### [Task]
Please output the lines shown below exactly as they appear.

### [Exercise input]
────

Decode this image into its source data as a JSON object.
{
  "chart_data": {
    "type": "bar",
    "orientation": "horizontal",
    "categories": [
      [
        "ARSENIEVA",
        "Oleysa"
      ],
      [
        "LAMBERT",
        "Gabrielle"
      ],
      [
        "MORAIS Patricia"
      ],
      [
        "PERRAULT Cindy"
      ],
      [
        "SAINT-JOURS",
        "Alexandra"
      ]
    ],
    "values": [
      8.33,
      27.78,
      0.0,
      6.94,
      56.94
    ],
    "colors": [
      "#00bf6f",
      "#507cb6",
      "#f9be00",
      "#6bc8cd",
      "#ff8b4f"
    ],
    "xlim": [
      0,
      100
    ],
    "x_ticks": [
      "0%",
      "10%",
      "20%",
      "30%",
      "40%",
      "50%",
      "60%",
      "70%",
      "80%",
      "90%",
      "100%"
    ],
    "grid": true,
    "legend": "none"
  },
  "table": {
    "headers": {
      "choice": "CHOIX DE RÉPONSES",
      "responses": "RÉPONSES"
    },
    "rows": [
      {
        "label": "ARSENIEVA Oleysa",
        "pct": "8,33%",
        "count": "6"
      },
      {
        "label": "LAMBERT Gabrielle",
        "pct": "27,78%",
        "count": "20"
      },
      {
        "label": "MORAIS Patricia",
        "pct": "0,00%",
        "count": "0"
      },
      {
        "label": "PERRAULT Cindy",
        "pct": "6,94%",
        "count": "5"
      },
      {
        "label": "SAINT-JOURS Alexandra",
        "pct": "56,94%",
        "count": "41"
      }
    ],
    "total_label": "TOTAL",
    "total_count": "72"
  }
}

────

### [Answer in full]
Decode this image into its source data as a JSON object.
{
  "chart_data": {
    "type": "bar",
    "orientation": "horizontal",
    "categories": [
      [
        "ARSENIEVA",
        "Oleysa"
      ],
      [
        "LAMBERT",
        "Gabrielle"
      ],
      [
        "MORAIS Patricia"
      ],
      [
        "PERRAULT Cindy"
      ],
      [
        "SAINT-JOURS",
        "Alexandra"
      ]
    ],
    "values": [
      8.33,
      27.78,
      0.0,
      6.94,
      56.94
    ],
    "colors": [
      "#00bf6f",
      "#507cb6",
      "#f9be00",
      "#6bc8cd",
      "#ff8b4f"
    ],
    "xlim": [
      0,
      100
    ],
    "x_ticks": [
      "0%",
      "10%",
      "20%",
      "30%",
      "40%",
      "50%",
      "60%",
      "70%",
      "80%",
      "90%",
      "100%"
    ],
    "grid": true,
    "legend": "none"
  },
  "table": {
    "headers": {
      "choice": "CHOIX DE RÉPONSES",
      "responses": "RÉPONSES"
    },
    "rows": [
      {
        "label": "ARSENIEVA Oleysa",
        "pct": "8,33%",
        "count": "6"
      },
      {
        "label": "LAMBERT Gabrielle",
        "pct": "27,78%",
        "count": "20"
      },
      {
        "label": "MORAIS Patricia",
        "pct": "0,00%",
        "count": "0"
      },
      {
        "label": "PERRAULT Cindy",
        "pct": "6,94%",
        "count": "5"
      },
      {
        "label": "SAINT-JOURS Alexandra",
        "pct": "56,94%",
        "count": "41"
      }
    ],
    "total_label": "TOTAL",
    "total_count": "72"
  }
}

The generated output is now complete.